> _ОТРЫВОК ТЕКСТА_:
______
Неоднократно отмечалось, что «Слово» выпадает из жанровой системы древнерусской литературы и относится к новому жанру, образовавшемуся «по большей части на стыке фольклора и литературы» [16, 82-83]. Д. С. Лихачев рассматривал «Слово»(«Моление») Даниила Заточника как скоморошье произведение, имеющее «и элементы книжного жанра – сборника афоризмов»[16, 83-84]; [17, 111]. Относясь с глубочайшим уважением к Дмитрию Сергеевичу Лихачеву, мы согласиться с его выводами не можем.
С. С. Аверинцев писал: «… в литературах Ближнего Востока мы найдем очень много такого, что живо напомнит нам «Поучение» Владимира Мономаха и особенно «Моление» Даниила Заточника. Пожалуй, последнее становится чуть менее загадочным, если его рассматривать на фоне тысячелетних традиций восточной дидактики, привыкшей, во-первых, делать драматическую жизненную ситуацию – все равно, воображаемую или совершенно реальную – предлогом для введения все новых афоризмов, очень свободно соотнесенных и с этой ситуацией, и друг с другом; а во-вторых, самым озадачивающим образом перемешивать при этом с благонамеренными трюизмами неожиданные сарказмы; и то, и другое – точь-в-точь как в «Молении» [18, 41].
______
> _МАТЕРИАЛЫ_:
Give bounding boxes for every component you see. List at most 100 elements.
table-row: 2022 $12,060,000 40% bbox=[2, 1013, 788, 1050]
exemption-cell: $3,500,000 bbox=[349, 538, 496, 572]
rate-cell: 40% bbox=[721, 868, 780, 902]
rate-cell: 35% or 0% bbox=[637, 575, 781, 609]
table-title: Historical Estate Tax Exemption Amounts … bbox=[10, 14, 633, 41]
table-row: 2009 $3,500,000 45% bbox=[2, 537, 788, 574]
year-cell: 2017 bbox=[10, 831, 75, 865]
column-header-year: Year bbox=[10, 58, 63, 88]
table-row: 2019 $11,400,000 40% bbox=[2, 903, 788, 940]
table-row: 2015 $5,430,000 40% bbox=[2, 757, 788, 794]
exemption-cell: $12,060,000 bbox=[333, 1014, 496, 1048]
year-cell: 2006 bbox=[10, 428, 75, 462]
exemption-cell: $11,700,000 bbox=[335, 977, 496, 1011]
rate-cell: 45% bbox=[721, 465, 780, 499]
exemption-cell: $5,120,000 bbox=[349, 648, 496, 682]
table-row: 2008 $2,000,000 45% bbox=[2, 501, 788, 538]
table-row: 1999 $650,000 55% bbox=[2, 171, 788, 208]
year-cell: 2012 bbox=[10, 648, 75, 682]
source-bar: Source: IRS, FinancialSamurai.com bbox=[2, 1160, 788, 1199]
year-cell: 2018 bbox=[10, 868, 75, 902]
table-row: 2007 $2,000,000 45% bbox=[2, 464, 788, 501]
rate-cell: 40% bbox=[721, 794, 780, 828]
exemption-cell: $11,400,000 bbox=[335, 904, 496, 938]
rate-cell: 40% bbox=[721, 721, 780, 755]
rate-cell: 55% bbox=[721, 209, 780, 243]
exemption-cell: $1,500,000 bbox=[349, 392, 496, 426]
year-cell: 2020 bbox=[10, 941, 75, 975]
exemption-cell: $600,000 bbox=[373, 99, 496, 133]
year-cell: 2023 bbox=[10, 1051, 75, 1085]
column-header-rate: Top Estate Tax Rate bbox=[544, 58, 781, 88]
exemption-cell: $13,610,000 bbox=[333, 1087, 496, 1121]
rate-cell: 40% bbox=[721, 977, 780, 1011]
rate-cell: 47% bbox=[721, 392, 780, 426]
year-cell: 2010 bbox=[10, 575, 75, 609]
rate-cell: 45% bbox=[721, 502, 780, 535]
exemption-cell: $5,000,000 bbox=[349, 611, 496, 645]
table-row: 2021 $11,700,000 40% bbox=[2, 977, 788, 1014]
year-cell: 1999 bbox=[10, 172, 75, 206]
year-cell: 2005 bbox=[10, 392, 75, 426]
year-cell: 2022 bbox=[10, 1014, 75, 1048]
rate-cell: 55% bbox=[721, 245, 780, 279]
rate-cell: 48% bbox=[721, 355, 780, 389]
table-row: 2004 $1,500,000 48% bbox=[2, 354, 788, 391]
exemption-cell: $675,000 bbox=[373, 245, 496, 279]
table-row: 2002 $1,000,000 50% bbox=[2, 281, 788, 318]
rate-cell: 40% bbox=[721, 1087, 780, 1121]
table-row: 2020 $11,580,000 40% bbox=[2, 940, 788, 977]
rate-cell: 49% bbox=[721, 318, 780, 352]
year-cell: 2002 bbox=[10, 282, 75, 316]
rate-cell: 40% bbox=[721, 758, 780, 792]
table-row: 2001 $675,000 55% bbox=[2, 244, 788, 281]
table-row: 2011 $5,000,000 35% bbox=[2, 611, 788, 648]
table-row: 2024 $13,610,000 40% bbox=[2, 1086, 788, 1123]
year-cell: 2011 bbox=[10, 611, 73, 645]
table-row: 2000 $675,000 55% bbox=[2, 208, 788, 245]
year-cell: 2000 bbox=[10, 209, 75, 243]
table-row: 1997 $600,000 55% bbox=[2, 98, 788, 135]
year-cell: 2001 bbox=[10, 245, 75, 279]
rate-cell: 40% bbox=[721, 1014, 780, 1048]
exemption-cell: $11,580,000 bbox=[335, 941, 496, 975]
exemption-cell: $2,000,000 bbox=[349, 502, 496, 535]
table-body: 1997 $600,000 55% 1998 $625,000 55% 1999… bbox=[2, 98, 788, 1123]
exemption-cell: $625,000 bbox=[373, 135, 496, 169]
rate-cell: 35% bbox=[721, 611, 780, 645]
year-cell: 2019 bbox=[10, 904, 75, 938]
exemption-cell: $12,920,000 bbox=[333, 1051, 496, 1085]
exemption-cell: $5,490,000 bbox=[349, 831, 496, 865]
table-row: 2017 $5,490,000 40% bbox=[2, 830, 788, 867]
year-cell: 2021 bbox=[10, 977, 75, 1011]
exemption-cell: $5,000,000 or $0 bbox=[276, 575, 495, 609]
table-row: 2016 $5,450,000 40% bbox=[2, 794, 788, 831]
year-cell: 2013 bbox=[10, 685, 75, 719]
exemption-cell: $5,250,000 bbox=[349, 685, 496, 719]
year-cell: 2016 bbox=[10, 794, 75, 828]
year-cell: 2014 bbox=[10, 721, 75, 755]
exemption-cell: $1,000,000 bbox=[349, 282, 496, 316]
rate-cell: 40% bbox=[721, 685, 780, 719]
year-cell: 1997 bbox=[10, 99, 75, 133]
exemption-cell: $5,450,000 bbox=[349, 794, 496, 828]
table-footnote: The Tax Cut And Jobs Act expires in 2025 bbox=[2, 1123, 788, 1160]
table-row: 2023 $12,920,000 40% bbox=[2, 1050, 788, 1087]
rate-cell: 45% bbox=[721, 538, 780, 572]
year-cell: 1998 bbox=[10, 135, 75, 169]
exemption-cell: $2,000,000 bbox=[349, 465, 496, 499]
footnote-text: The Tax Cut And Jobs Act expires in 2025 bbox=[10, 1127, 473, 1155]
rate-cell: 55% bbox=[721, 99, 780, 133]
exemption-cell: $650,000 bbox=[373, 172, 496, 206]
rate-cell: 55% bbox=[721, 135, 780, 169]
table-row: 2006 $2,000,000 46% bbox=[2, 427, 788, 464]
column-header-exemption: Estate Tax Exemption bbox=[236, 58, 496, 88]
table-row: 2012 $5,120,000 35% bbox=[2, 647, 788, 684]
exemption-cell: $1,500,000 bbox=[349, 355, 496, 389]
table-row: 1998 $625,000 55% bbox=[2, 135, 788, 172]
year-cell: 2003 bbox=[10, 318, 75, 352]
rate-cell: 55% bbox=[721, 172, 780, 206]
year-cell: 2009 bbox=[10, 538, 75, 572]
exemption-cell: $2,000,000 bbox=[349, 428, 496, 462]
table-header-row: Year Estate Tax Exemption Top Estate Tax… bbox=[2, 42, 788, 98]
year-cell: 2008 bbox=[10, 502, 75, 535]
______
> _ЧТО СДЕЛАТЬ_:
(1) Перескажите короче абзац из отрывка о «Молении» Даниила Заточника, начинающийся словами «Неоднократно отмечалось». Сохраните его основные сведения.
(2) Перечислите всех людей, названных по имени в отрывке о «Молении» Даниила Заточника.
(3) Продолжите отрывок о «Молении» Даниила Заточника после его последнего предложения.

> _РЕЗУЛЬТАТЫ_:
(1) «Слово» часто считают произведением, которое выпадает из жанровой системы древнерусской литературы и относится к новому жанру на стыке фольклора и литературы. Д. С. Лихачев видел в «Слове» («Молении») Даниила Заточника скоморошье произведение с элементами книжного жанра, то есть сборника афоризмов. Авторы глубоко уважают Лихачева, но с его выводами не согласны.

(2) Д. С. Лихачев (Дмитрий Сергеевич Лихачев), Даниил Заточник, С. С. Аверинцев, Владимир Мономах.

(3)
Однако Ближний Восток – это зона возникновения и первоначального распространения христианского юродства, да и попробуйте, например, «Лавсаик» представить без рассказов об юродивых!
Д. С. Лихачев, вслед за И. П. Ереминым, обратил внимание на феномен перевода византийской литературы на Руси и в Болгарии в IX – XII вв.: обоими исследователями было подмечено, что современная переводчикам данного времени византийская литература не привлекала их и не вызывала активного интереса. Спрос явно был направлен на восточно-христианскую литературу IV–VI вв. Академик Лихачев объяснил такое положение тем, что на Руси требовались относительно ранние религиозные произведения, постулирующие основы церковной жизни [16, 48-50]. Тут необходимо добавить и идею, высказанную В. М. Живовым, что из двух культурных традиций Византии, гуманистической и аскетической, на Русь переносилась в первую голову вторая, ибо носители ее, по естественным причинам, доминировали в корпусе греческих миссионеров [19, 40-42].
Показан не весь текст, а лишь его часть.